Write out, unchanged, the lines from the one holding "Convert this screenshot" to the close of the listing. Both the first and last lines belong in it.
━━━ Exercise inputs
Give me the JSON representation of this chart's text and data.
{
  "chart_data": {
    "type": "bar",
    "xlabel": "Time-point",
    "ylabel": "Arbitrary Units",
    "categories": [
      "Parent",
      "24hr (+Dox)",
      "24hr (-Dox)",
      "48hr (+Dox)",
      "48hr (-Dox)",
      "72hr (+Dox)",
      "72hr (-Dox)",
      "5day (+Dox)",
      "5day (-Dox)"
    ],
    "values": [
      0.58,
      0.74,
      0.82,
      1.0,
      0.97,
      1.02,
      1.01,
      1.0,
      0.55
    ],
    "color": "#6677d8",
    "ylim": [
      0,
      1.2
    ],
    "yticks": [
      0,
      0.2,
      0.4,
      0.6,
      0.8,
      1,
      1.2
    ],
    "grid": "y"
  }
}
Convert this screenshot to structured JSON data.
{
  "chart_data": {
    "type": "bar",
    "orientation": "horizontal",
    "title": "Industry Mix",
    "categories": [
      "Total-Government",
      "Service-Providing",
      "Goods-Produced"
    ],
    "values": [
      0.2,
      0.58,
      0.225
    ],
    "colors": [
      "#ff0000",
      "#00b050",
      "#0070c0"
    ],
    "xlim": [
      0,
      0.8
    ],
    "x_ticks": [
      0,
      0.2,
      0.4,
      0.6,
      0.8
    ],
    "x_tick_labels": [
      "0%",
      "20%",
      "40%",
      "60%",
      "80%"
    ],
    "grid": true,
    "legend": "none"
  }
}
━━━━━━
- _Answer in full_:
Convert this screenshot to structured JSON data.
{
  "chart_data": {
    "type": "bar",
    "orientation": "horizontal",
    "title": "Industry Mix",
    "categories": [
      "Total-Government",
      "Service-Providing",
      "Goods-Produced"
    ],
    "values": [
      0.2,
      0.58,
      0.225
    ],
    "colors": [
      "#ff0000",
      "#00b050",
      "#0070c0"
    ],
    "xlim": [
      0,
      0.8
    ],
    "x_ticks": [
      0,
      0.2,
      0.4,
      0.6,
      0.8
    ],
    "x_tick_labels": [
      "0%",
      "20%",
      "40%",
      "60%",
      "80%"
    ],
    "grid": true,
    "legend": "none"
  }
}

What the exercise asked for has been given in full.